DIRECTION >> Which lines contain the string "color"? Please list every one of them.

DATASET ROWS >>
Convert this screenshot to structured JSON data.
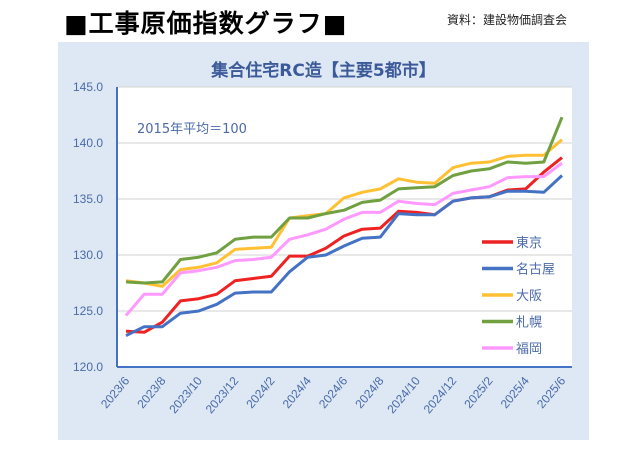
{
  "header": {
    "title": "■工事原価指数グラフ■",
    "source": "資料：建設物価調査会"
  },
  "chart_data": {
    "type": "line",
    "title": "集合住宅RC造【主要5都市】",
    "annotation": "2015年平均＝100",
    "xlabel": "",
    "ylabel": "",
    "ylim": [
      120,
      145
    ],
    "yticks": [
      "120.0",
      "125.0",
      "130.0",
      "135.0",
      "140.0",
      "145.0"
    ],
    "x": [
      "2023/6",
      "2023/7",
      "2023/8",
      "2023/9",
      "2023/10",
      "2023/11",
      "2023/12",
      "2024/1",
      "2024/2",
      "2024/3",
      "2024/4",
      "2024/5",
      "2024/6",
      "2024/7",
      "2024/8",
      "2024/9",
      "2024/10",
      "2024/11",
      "2024/12",
      "2025/1",
      "2025/2",
      "2025/3",
      "2025/4",
      "2025/5",
      "2025/6"
    ],
    "xticks": [
      "2023/6",
      "2023/8",
      "2023/10",
      "2023/12",
      "2024/2",
      "2024/4",
      "2024/6",
      "2024/8",
      "2024/10",
      "2024/12",
      "2025/2",
      "2025/4",
      "2025/6"
    ],
    "legend_position": "right",
    "grid": true,
    "series": [
      {
        "name": "東京",
        "color": "#ee2222",
        "values": [
          123.2,
          123.1,
          124.0,
          125.9,
          126.1,
          126.5,
          127.7,
          127.9,
          128.1,
          129.9,
          129.9,
          130.6,
          131.7,
          132.3,
          132.4,
          133.9,
          133.8,
          133.6,
          134.8,
          135.1,
          135.2,
          135.8,
          135.9,
          137.4,
          138.7
        ]
      },
      {
        "name": "名古屋",
        "color": "#4472c4",
        "values": [
          122.8,
          123.6,
          123.6,
          124.8,
          125.0,
          125.6,
          126.6,
          126.7,
          126.7,
          128.5,
          129.8,
          130.0,
          130.8,
          131.5,
          131.6,
          133.7,
          133.6,
          133.6,
          134.8,
          135.1,
          135.2,
          135.7,
          135.7,
          135.6,
          137.1
        ]
      },
      {
        "name": "大阪",
        "color": "#ffc033",
        "values": [
          127.7,
          127.5,
          127.2,
          128.7,
          128.9,
          129.3,
          130.5,
          130.6,
          130.7,
          133.3,
          133.5,
          133.7,
          135.1,
          135.6,
          135.9,
          136.8,
          136.5,
          136.4,
          137.8,
          138.2,
          138.3,
          138.8,
          138.9,
          138.9,
          140.3
        ]
      },
      {
        "name": "札幌",
        "color": "#70a040",
        "values": [
          127.6,
          127.5,
          127.6,
          129.6,
          129.8,
          130.2,
          131.4,
          131.6,
          131.6,
          133.3,
          133.3,
          133.7,
          134.0,
          134.7,
          134.9,
          135.9,
          136.0,
          136.1,
          137.1,
          137.5,
          137.7,
          138.3,
          138.2,
          138.3,
          142.3
        ]
      },
      {
        "name": "福岡",
        "color": "#ff99ff",
        "values": [
          124.6,
          126.5,
          126.5,
          128.4,
          128.6,
          128.9,
          129.5,
          129.6,
          129.8,
          131.4,
          131.8,
          132.3,
          133.2,
          133.8,
          133.8,
          134.8,
          134.6,
          134.5,
          135.5,
          135.8,
          136.1,
          136.9,
          137.0,
          137.0,
          138.2
        ]
      }
    ]
  }
}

RESULT BELOW >>
        "color": "#ee2222",
        "color": "#4472c4",
        "color": "#ffc033",
        "color": "#70a040",
        "color": "#ff99ff",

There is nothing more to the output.